**Source material:**

----

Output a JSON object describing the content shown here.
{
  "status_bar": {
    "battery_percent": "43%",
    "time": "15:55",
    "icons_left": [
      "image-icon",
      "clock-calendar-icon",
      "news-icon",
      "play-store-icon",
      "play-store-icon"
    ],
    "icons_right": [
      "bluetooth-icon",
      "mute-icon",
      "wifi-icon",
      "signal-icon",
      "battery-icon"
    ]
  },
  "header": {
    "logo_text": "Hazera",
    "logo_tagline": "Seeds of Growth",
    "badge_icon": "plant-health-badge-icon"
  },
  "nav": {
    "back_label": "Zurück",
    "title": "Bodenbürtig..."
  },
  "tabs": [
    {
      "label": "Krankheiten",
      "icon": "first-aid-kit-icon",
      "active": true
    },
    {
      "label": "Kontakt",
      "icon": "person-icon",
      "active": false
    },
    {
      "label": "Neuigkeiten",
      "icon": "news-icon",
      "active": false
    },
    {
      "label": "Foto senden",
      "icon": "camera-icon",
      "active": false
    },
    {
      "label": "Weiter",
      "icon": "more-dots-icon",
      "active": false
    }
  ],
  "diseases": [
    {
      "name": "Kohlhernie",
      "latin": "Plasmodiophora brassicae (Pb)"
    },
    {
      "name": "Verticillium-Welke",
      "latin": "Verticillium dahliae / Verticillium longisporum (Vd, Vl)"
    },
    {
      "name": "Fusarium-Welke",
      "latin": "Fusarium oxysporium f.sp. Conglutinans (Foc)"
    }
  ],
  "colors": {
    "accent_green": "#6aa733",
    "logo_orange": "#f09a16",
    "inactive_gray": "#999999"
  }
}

----

**What is being asked:** Show each line holding the word "name".

**Written response:**
      "name": "Kohlhernie",
      "name": "Verticillium-Welke",
      "name": "Fusarium-Welke",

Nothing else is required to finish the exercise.